(Data records):
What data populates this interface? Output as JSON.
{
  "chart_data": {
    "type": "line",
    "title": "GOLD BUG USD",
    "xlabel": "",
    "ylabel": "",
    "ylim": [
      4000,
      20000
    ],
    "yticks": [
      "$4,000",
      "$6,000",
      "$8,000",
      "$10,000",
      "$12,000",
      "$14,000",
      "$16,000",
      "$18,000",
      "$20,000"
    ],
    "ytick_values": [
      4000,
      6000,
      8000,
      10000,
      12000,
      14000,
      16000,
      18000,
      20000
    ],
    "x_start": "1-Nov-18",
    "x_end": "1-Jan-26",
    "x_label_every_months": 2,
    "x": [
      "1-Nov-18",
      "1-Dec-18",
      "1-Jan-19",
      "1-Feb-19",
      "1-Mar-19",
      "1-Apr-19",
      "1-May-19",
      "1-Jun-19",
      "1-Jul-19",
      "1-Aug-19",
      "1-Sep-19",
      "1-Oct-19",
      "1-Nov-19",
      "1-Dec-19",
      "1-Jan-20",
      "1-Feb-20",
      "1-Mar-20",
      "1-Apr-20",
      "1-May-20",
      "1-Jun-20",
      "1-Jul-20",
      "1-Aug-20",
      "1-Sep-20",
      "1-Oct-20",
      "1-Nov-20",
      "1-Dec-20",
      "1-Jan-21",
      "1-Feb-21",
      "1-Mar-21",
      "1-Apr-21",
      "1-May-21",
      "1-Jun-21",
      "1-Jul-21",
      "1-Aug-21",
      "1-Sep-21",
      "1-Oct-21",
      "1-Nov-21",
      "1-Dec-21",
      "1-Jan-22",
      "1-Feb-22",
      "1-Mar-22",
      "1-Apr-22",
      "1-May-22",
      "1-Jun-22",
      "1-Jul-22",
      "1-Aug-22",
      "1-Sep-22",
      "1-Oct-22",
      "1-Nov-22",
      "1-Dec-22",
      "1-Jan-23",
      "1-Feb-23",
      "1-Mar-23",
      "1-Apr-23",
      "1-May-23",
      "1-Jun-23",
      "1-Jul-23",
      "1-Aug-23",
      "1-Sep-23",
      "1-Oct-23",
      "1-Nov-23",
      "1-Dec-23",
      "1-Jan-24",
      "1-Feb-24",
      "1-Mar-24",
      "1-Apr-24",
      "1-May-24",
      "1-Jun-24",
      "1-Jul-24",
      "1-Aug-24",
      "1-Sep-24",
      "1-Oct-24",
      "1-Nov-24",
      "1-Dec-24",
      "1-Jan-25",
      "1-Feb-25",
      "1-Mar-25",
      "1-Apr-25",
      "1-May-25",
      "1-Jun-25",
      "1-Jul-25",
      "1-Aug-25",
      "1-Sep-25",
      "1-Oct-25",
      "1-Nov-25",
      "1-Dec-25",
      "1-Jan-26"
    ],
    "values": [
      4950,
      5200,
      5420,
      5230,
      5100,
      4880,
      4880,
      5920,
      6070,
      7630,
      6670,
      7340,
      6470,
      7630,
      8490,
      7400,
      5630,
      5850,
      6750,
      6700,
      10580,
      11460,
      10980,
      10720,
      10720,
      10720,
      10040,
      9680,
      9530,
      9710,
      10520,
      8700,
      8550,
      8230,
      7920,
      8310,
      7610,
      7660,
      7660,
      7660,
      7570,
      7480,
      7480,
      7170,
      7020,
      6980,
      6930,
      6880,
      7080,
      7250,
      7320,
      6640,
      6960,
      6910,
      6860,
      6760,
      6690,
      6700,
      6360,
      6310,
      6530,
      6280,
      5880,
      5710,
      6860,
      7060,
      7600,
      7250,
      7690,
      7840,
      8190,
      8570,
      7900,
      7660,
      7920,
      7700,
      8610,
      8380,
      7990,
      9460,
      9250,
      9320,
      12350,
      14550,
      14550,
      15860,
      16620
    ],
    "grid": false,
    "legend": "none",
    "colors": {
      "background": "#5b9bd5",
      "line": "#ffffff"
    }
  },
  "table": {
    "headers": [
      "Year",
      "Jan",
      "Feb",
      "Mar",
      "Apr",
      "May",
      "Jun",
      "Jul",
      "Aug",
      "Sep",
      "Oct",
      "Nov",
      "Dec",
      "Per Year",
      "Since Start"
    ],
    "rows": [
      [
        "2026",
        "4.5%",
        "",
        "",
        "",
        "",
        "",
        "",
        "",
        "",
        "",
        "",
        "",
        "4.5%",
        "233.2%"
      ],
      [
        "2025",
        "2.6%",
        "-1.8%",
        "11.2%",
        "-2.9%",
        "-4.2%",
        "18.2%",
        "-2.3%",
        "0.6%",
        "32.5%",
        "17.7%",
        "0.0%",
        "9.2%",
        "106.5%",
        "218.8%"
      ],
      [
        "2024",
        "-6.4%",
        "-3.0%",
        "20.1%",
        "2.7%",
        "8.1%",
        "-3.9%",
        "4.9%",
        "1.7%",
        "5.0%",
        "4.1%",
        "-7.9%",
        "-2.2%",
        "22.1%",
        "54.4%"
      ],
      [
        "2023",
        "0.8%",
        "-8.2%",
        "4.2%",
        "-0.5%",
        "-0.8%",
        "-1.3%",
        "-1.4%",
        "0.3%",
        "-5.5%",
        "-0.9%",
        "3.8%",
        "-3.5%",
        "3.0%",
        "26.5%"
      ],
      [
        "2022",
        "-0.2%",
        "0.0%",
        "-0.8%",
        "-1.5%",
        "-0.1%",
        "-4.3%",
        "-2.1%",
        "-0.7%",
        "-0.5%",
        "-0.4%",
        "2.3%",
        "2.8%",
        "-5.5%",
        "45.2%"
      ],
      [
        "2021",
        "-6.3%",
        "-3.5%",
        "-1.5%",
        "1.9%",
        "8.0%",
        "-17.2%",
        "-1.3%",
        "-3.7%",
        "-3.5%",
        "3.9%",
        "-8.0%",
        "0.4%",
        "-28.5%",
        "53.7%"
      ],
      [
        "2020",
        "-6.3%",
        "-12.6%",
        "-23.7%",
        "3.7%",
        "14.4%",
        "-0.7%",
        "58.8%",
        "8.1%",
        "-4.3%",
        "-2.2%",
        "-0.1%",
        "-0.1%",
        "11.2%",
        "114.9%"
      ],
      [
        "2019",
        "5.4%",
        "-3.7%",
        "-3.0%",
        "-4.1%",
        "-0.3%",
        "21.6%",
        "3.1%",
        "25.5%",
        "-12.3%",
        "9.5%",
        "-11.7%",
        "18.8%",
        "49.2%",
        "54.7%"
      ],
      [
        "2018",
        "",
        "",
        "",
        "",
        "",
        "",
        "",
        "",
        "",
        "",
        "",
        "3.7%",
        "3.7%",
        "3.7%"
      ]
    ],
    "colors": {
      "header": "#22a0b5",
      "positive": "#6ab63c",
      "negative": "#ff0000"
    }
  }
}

(Short problem): Everything in the listing above should be restated exactly.

(Exercise response):
What data populates this interface? Output as JSON.
{
  "chart_data": {
    "type": "line",
    "title": "GOLD BUG USD",
    "xlabel": "",
    "ylabel": "",
    "ylim": [
      4000,
      20000
    ],
    "yticks": [
      "$4,000",
      "$6,000",
      "$8,000",
      "$10,000",
      "$12,000",
      "$14,000",
      "$16,000",
      "$18,000",
      "$20,000"
    ],
    "ytick_values": [
      4000,
      6000,
      8000,
      10000,
      12000,
      14000,
      16000,
      18000,
      20000
    ],
    "x_start": "1-Nov-18",
    "x_end": "1-Jan-26",
    "x_label_every_months": 2,
    "x": [
      "1-Nov-18",
      "1-Dec-18",
      "1-Jan-19",
      "1-Feb-19",
      "1-Mar-19",
      "1-Apr-19",
      "1-May-19",
      "1-Jun-19",
      "1-Jul-19",
      "1-Aug-19",
      "1-Sep-19",
      "1-Oct-19",
      "1-Nov-19",
      "1-Dec-19",
      "1-Jan-20",
      "1-Feb-20",
      "1-Mar-20",
      "1-Apr-20",
      "1-May-20",
      "1-Jun-20",
      "1-Jul-20",
      "1-Aug-20",
      "1-Sep-20",
      "1-Oct-20",
      "1-Nov-20",
      "1-Dec-20",
      "1-Jan-21",
      "1-Feb-21",
      "1-Mar-21",
      "1-Apr-21",
      "1-May-21",
      "1-Jun-21",
      "1-Jul-21",
      "1-Aug-21",
      "1-Sep-21",
      "1-Oct-21",
      "1-Nov-21",
      "1-Dec-21",
      "1-Jan-22",
      "1-Feb-22",
      "1-Mar-22",
      "1-Apr-22",
      "1-May-22",
      "1-Jun-22",
      "1-Jul-22",
      "1-Aug-22",
      "1-Sep-22",
      "1-Oct-22",
      "1-Nov-22",
      "1-Dec-22",
      "1-Jan-23",
      "1-Feb-23",
      "1-Mar-23",
      "1-Apr-23",
      "1-May-23",
      "1-Jun-23",
      "1-Jul-23",
      "1-Aug-23",
      "1-Sep-23",
      "1-Oct-23",
      "1-Nov-23",
      "1-Dec-23",
      "1-Jan-24",
      "1-Feb-24",
      "1-Mar-24",
      "1-Apr-24",
      "1-May-24",
      "1-Jun-24",
      "1-Jul-24",
      "1-Aug-24",
      "1-Sep-24",
      "1-Oct-24",
      "1-Nov-24",
      "1-Dec-24",
      "1-Jan-25",
      "1-Feb-25",
      "1-Mar-25",
      "1-Apr-25",
      "1-May-25",
      "1-Jun-25",
      "1-Jul-25",
      "1-Aug-25",
      "1-Sep-25",
      "1-Oct-25",
      "1-Nov-25",
      "1-Dec-25",
      "1-Jan-26"
    ],
    "values": [
      4950,
      5200,
      5420,
      5230,
      5100,
      4880,
      4880,
      5920,
      6070,
      7630,
      6670,
      7340,
      6470,
      7630,
      8490,
      7400,
      5630,
      5850,
      6750,
      6700,
      10580,
      11460,
      10980,
      10720,
      10720,
      10720,
      10040,
      9680,
      9530,
      9710,
      10520,
      8700,
      8550,
      8230,
      7920,
      8310,
      7610,
      7660,
      7660,
      7660,
      7570,
      7480,
      7480,
      7170,
      7020,
      6980,
      6930,
      6880,
      7080,
      7250,
      7320,
      6640,
      6960,
      6910,
      6860,
      6760,
      6690,
      6700,
      6360,
      6310,
      6530,
      6280,
      5880,
      5710,
      6860,
      7060,
      7600,
      7250,
      7690,
      7840,
      8190,
      8570,
      7900,
      7660,
      7920,
      7700,
      8610,
      8380,
      7990,
      9460,
      9250,
      9320,
      12350,
      14550,
      14550,
      15860,
      16620
    ],
    "grid": false,
    "legend": "none",
    "colors": {
      "background": "#5b9bd5",
      "line": "#ffffff"
    }
  },
  "table": {
    "headers": [
      "Year",
      "Jan",
      "Feb",
      "Mar",
      "Apr",
      "May",
      "Jun",
      "Jul",
      "Aug",
      "Sep",
      "Oct",
      "Nov",
      "Dec",
      "Per Year",
      "Since Start"
    ],
    "rows": [
      [
        "2026",
        "4.5%",
        "",
        "",
        "",
        "",
        "",
        "",
        "",
        "",
        "",
        "",
        "",
        "4.5%",
        "233.2%"
      ],
      [
        "2025",
        "2.6%",
        "-1.8%",
        "11.2%",
        "-2.9%",
        "-4.2%",
        "18.2%",
        "-2.3%",
        "0.6%",
        "32.5%",
        "17.7%",
        "0.0%",
        "9.2%",
        "106.5%",
        "218.8%"
      ],
      [
        "2024",
        "-6.4%",
        "-3.0%",
        "20.1%",
        "2.7%",
        "8.1%",
        "-3.9%",
        "4.9%",
        "1.7%",
        "5.0%",
        "4.1%",
        "-7.9%",
        "-2.2%",
        "22.1%",
        "54.4%"
      ],
      [
        "2023",
        "0.8%",
        "-8.2%",
        "4.2%",
        "-0.5%",
        "-0.8%",
        "-1.3%",
        "-1.4%",
        "0.3%",
        "-5.5%",
        "-0.9%",
        "3.8%",
        "-3.5%",
        "3.0%",
        "26.5%"
      ],
      [
        "2022",
        "-0.2%",
        "0.0%",
        "-0.8%",
        "-1.5%",
        "-0.1%",
        "-4.3%",
        "-2.1%",
        "-0.7%",
        "-0.5%",
        "-0.4%",
        "2.3%",
        "2.8%",
        "-5.5%",
        "45.2%"
      ],
      [
        "2021",
        "-6.3%",
        "-3.5%",
        "-1.5%",
        "1.9%",
        "8.0%",
        "-17.2%",
        "-1.3%",
        "-3.7%",
        "-3.5%",
        "3.9%",
        "-8.0%",
        "0.4%",
        "-28.5%",
        "53.7%"
      ],
      [
        "2020",
        "-6.3%",
        "-12.6%",
        "-23.7%",
        "3.7%",
        "14.4%",
        "-0.7%",
        "58.8%",
        "8.1%",
        "-4.3%",
        "-2.2%",
        "-0.1%",
        "-0.1%",
        "11.2%",
        "114.9%"
      ],
      [
        "2019",
        "5.4%",
        "-3.7%",
        "-3.0%",
        "-4.1%",
        "-0.3%",
        "21.6%",
        "3.1%",
        "25.5%",
        "-12.3%",
        "9.5%",
        "-11.7%",
        "18.8%",
        "49.2%",
        "54.7%"
      ],
      [
        "2018",
        "",
        "",
        "",
        "",
        "",
        "",
        "",
        "",
        "",
        "",
        "",
        "3.7%",
        "3.7%",
        "3.7%"
      ]
    ],
    "colors": {
      "header": "#22a0b5",
      "positive": "#6ab63c",
      "negative": "#ff0000"
    }
  }
}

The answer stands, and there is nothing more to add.